## [FRAGMENTO SELECCIONADO]
EEUU y los 500 mil millones de dólares del
negocio de la droga
Caracas, 19 sep. TP/ABN.- Opio, cocaína,
marihuana y anfetaminas movilizan mundialmente cada año un
presupuesto que puede doblar el de un país petrolero como
Venezuela. Debidamente ¿lavadas? y llevadas a honorables bolsas
de comercio, las ganancias anuales del narcotráfico llegan a
representar ¿en acciones perfectamente legales? más de 300
billones de dólares: una cifra que torna ridícula la pretendida
especie de que es este un negocio manejado por capos
tercermundistas que se esconden en algún búnker de Colombia o
Afganistán.
Un campesino boliviano –Julio Quispe,
pongamos, por inventar un nombre– que evada el monopolio estatal
de la coca, recibirá 1.375 dólares por los 275 kilos de hojas
que hacen falta para producir un kilo de pasta o base de cocaína.

[Entradas de cuadros delimitadores]
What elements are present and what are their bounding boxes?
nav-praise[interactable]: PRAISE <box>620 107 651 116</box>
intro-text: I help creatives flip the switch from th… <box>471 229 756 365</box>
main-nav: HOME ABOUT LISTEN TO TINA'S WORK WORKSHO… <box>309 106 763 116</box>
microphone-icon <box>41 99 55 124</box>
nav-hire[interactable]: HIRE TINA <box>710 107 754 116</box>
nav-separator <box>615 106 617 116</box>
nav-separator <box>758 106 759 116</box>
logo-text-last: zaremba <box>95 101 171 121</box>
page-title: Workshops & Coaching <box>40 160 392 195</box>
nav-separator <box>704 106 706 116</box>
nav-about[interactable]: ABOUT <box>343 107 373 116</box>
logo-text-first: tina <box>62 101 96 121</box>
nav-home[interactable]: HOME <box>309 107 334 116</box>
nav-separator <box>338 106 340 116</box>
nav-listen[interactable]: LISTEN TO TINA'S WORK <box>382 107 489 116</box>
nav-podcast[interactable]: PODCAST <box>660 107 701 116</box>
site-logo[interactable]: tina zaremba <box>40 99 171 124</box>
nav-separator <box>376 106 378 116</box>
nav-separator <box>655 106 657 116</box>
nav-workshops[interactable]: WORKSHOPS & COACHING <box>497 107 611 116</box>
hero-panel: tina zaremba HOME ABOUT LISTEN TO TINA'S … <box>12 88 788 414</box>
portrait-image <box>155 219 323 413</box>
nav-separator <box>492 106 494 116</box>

## [TAREAS DEL EJERCICIO]
A: Según el texto sobre el negocio de la droga, ¿cuántos kilos de hojas de coca hacen falta para producir un kilo de pasta o base de cocaína?
B: Sigue, por favor, el texto sobre el negocio de la droga a partir de su última oración.

## [RESPUESTAS EN ORDEN]
A: 275 kilos.

B:
Un narco colombiano –Alvaro Jaramillo, digamos– podrá
procesar ese kilo de pasta y vendérsela a cualquier congénere
por unos $ 5.000, o transformarla en clorhidrato y revenderla en
Cartagena o Bogotá por $ 15.000. En Harlem, o en Broadway, o en
Harvard, un Tom Smith o Jimmy Johnson cualquiera podrá optar
entre ofrecer el polvo puro, a unos $ 30.000 el kilo, o
adulterarlo hasta obtener por cada gramo de piedra o crack entre
40 y 80 dólares. Los 1.375 dólares de Julio Quispe son ahora, en
promedio, 60.000.
La base mayor de distribución al mundo de
Cocaína viene de Colombia, que es el mayor productor
Un negocio sencillo, se dirá: no requiere más
que unas hojas que crecen casi silvestres, algo de kerosén, un
poco de ácido sulfúrico y acetona, una narco-mula o una pista o
un peñero siquiera. Y, claro, un tanto de mala conciencia y otro
de osadía para mover de un sitio a otro esos mil gramos.
Pero no es un kilo: son 992.000, que eso fue,
según la Oficina de las Naciones Unidas para las Drogas y el
Crimen (Unodc, por sus siglas en inglés), la producción mundial
de cocaína en un año tan cualquiera como 2007. Y no es sólo
coca: también hay, igual de lucrativos o más, 8.870.000 kilos de
opio. Y 41.400.000 kilos de marihuana. Y 494.000 de anfetaminas
varias. Y pare usted de contar alucinógenos y otras especies.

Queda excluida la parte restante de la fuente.